**Working data**
— start —

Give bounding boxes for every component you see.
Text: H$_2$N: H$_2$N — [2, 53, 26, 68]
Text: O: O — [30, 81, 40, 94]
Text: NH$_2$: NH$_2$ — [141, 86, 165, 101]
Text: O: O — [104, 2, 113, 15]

— end —
— start —

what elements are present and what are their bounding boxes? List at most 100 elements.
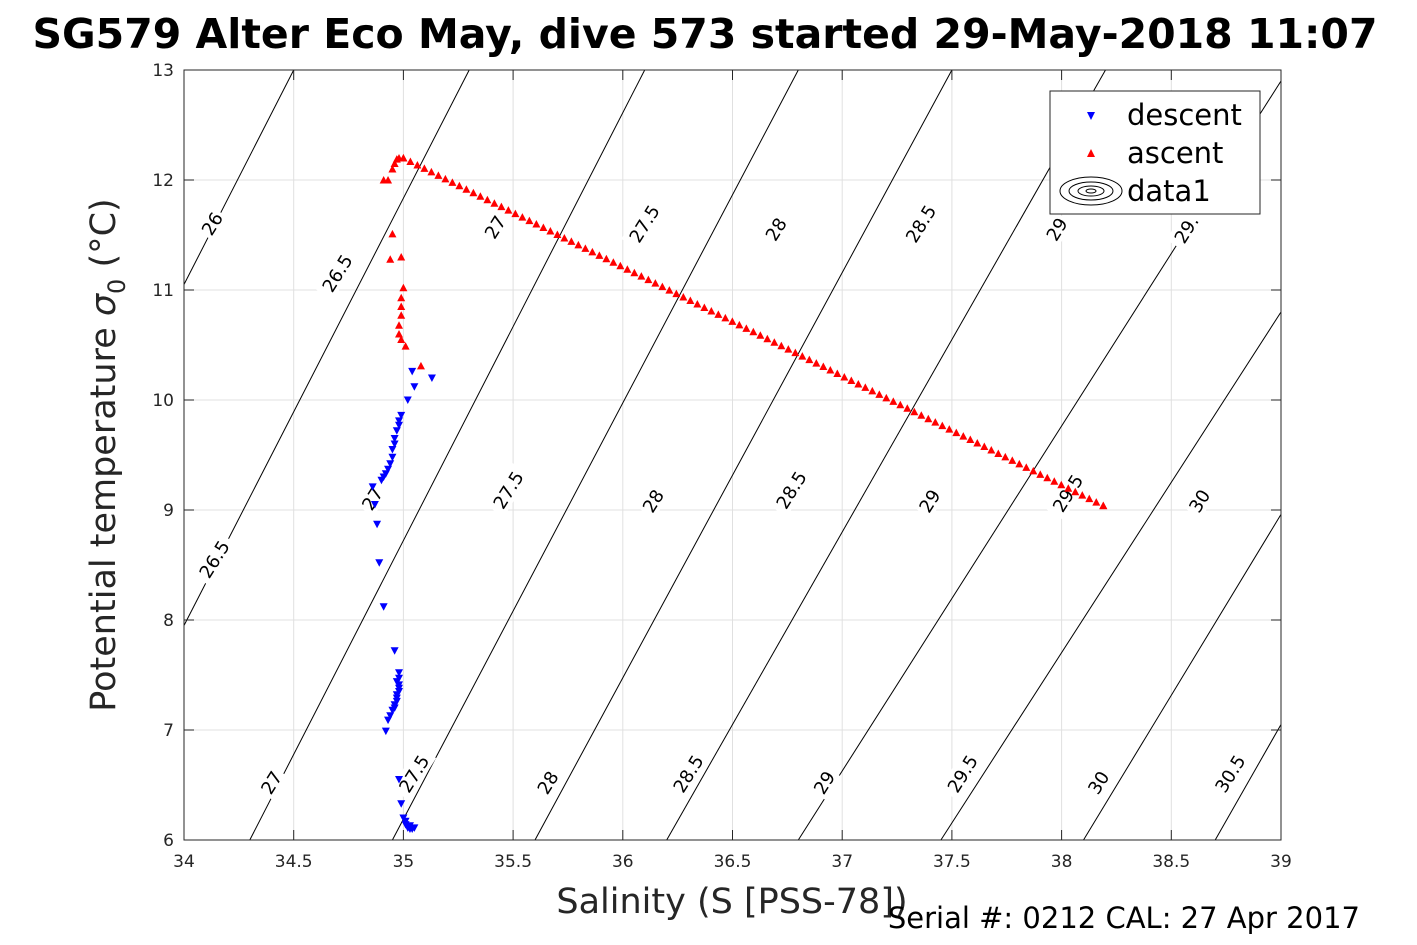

— end —

**Instructions for the task**
Arrange the lines above as a numbered list, from the line containing "Give bounding boxes" through the line containing "Text: O: O — [104, 2, 113, 15]", including both of those lines and skipping any blank lines.

**Written answer**
1. Give bounding boxes for every component you see.
2. Text: H$_2$N: H$_2$N — [2, 53, 26, 68]
3. Text: O: O — [30, 81, 40, 94]
4. Text: NH$_2$: NH$_2$ — [141, 86, 165, 101]
5. Text: O: O — [104, 2, 113, 15]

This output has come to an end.